- **Given problem**: Each line containing the word "screenshot" should be found and copied.

## START

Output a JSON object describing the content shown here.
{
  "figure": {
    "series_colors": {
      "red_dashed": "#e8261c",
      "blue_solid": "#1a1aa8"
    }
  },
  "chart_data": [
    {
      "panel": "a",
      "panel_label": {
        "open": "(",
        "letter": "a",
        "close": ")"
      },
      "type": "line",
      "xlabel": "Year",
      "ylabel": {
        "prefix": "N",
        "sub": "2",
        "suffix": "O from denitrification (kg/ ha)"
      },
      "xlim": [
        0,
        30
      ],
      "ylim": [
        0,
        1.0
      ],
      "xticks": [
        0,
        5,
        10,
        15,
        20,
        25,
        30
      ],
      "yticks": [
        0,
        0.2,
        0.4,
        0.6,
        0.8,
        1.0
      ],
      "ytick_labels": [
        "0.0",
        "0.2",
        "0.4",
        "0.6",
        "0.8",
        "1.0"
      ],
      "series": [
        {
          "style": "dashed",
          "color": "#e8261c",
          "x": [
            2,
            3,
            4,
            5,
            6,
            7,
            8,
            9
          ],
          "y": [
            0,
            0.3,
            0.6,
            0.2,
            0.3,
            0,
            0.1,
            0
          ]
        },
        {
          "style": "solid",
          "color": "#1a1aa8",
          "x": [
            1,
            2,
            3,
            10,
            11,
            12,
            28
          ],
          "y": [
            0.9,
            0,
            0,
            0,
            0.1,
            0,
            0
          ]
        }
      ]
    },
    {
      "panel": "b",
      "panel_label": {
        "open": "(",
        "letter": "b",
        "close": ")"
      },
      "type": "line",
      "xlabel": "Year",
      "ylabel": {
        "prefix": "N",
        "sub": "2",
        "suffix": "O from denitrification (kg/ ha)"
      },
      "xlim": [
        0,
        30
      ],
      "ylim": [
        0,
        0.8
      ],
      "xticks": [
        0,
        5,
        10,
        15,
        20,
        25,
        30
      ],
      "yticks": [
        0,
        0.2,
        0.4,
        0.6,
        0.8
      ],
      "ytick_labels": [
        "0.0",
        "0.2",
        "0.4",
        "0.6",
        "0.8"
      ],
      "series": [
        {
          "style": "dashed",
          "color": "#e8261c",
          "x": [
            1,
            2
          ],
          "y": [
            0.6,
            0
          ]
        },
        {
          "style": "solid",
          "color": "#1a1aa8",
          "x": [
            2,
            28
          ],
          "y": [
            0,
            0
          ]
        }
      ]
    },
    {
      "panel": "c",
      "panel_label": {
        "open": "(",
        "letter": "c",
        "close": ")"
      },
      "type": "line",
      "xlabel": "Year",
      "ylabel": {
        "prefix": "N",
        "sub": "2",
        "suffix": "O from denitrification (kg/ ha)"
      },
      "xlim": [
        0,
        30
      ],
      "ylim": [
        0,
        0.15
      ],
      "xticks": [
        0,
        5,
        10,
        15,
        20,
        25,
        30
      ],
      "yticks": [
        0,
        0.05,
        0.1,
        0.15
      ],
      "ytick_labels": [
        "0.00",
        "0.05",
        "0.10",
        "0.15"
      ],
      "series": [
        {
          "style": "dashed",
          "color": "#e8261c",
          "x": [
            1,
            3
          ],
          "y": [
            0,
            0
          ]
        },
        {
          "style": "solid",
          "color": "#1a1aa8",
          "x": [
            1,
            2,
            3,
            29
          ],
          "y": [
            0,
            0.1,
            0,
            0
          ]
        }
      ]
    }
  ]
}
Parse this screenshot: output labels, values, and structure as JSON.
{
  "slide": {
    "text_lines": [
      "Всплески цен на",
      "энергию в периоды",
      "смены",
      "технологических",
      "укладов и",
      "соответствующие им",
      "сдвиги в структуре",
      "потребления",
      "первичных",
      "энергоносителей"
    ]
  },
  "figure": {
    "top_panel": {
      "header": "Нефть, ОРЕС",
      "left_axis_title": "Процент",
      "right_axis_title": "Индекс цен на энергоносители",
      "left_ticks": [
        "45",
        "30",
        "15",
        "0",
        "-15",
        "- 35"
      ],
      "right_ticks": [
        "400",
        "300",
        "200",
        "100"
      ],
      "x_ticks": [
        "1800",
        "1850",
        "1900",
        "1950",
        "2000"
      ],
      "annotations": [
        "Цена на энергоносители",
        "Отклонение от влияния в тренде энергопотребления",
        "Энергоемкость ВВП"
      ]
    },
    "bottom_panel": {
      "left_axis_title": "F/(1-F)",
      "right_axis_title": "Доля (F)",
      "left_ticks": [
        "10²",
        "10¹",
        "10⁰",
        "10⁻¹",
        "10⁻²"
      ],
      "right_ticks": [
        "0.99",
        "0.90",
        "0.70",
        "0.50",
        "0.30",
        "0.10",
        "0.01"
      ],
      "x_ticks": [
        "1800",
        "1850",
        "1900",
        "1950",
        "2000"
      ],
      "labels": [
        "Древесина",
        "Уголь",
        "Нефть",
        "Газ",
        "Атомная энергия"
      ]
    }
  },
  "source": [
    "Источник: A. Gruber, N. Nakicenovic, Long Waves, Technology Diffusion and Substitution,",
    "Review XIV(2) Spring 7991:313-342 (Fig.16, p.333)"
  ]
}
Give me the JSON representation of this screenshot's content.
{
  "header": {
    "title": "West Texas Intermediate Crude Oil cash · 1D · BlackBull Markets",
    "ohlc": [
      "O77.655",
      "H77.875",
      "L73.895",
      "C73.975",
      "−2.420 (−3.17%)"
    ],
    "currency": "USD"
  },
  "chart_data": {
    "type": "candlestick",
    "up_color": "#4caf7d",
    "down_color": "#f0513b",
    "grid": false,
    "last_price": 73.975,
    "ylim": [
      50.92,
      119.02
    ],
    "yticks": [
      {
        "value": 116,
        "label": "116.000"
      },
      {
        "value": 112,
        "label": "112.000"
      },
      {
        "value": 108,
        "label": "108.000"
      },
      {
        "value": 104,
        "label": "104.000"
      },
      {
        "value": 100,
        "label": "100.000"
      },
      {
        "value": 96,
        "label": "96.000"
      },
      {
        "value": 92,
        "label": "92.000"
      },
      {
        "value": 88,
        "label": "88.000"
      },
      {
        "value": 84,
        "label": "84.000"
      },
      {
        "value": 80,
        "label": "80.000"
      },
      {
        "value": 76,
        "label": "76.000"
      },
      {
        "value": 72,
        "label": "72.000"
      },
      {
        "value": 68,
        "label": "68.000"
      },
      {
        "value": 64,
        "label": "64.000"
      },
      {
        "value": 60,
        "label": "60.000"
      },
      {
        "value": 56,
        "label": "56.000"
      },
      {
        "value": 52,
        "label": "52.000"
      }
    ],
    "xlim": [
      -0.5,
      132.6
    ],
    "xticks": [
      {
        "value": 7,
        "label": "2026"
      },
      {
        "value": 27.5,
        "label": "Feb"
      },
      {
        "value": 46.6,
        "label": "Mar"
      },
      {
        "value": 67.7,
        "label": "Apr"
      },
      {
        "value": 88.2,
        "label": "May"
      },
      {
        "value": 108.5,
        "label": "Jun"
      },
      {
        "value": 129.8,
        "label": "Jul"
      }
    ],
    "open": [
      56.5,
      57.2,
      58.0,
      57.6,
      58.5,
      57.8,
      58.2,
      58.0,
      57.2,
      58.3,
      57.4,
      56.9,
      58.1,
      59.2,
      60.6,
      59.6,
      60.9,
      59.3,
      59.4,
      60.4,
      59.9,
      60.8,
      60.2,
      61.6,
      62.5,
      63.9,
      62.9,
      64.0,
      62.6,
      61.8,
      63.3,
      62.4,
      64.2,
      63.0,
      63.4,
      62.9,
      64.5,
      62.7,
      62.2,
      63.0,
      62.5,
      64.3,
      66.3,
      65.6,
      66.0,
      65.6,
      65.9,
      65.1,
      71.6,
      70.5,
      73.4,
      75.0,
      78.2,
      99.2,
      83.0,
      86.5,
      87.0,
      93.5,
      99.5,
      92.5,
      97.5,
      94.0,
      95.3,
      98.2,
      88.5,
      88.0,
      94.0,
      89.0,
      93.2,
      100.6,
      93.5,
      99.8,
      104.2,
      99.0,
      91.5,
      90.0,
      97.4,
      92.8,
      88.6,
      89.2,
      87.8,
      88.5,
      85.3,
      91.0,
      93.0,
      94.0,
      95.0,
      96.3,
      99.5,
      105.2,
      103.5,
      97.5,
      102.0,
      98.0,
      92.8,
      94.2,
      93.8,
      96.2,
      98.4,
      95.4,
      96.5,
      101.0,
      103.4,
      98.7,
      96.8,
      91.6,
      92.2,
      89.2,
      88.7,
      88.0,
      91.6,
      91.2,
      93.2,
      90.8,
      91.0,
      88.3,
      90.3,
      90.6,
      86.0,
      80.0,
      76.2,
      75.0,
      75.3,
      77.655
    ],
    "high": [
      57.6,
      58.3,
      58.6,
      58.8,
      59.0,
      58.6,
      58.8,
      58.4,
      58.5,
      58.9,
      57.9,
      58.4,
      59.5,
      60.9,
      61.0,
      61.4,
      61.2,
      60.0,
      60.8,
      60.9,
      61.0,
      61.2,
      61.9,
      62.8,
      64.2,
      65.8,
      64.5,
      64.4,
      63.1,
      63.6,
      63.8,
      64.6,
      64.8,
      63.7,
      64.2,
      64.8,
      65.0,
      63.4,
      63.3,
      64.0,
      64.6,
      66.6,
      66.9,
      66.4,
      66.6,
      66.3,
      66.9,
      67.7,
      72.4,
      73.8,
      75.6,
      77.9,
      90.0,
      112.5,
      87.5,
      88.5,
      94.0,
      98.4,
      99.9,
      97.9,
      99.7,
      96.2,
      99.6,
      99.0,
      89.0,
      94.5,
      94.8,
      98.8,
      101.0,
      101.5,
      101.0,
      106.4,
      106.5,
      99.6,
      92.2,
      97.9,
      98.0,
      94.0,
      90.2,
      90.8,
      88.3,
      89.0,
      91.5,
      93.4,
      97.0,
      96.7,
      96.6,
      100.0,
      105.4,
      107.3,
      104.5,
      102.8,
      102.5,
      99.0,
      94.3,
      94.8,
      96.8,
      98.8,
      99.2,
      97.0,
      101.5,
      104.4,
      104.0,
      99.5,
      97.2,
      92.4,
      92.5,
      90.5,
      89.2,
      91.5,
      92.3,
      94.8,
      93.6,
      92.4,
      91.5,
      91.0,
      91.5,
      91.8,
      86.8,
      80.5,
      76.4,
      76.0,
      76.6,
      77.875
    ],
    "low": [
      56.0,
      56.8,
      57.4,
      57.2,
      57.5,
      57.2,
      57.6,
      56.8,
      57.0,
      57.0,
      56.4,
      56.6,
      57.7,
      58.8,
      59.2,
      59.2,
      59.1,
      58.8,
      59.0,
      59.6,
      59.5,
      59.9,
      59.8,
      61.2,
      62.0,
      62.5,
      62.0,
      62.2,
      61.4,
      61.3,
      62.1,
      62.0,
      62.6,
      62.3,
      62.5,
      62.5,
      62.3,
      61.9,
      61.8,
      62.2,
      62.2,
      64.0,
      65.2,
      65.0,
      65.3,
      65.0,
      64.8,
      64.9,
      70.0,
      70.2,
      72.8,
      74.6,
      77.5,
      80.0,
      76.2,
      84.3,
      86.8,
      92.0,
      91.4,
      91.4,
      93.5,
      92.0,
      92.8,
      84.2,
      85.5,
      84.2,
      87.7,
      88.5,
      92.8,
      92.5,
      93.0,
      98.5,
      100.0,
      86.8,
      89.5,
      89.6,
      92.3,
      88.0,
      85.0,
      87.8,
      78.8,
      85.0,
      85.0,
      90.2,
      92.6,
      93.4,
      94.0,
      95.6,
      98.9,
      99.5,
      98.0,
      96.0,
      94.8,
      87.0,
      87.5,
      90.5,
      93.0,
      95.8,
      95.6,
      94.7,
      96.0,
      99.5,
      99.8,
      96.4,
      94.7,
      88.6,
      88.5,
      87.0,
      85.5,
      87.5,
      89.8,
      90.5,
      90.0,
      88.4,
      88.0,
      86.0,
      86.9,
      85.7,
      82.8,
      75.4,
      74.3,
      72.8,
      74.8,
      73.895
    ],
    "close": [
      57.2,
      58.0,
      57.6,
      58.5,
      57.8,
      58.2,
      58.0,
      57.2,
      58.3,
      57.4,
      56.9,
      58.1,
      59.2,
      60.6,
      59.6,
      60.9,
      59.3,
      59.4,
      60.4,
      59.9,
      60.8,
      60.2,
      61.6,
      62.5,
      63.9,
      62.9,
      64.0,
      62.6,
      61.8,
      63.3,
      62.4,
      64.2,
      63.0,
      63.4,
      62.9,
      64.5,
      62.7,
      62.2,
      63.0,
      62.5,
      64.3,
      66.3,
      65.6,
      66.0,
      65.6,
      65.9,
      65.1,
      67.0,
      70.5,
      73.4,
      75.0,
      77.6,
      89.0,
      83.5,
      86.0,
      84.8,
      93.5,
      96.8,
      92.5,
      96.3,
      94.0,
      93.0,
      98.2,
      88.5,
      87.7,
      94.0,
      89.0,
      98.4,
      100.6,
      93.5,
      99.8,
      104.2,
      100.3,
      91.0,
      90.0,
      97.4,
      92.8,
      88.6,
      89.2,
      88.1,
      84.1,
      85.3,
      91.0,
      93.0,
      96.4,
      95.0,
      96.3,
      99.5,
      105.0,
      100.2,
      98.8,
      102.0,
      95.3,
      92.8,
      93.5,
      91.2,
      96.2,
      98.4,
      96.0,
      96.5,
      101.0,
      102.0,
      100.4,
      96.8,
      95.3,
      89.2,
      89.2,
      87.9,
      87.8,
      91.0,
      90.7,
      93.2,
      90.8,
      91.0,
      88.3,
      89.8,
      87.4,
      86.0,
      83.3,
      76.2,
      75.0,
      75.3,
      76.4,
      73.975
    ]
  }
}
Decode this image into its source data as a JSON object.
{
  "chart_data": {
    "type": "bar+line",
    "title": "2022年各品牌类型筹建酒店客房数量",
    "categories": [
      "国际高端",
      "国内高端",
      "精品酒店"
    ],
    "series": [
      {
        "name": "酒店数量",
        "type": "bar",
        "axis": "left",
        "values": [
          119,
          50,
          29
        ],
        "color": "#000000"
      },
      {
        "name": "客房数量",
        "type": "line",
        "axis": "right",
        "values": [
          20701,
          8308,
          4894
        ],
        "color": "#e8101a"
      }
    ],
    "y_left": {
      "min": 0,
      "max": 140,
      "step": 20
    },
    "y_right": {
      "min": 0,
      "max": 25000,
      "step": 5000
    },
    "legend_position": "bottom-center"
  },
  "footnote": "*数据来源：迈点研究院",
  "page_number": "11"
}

## END

- **Solution for this task**:
Parse this screenshot: output labels, values, and structure as JSON.
Give me the JSON representation of this screenshot's content.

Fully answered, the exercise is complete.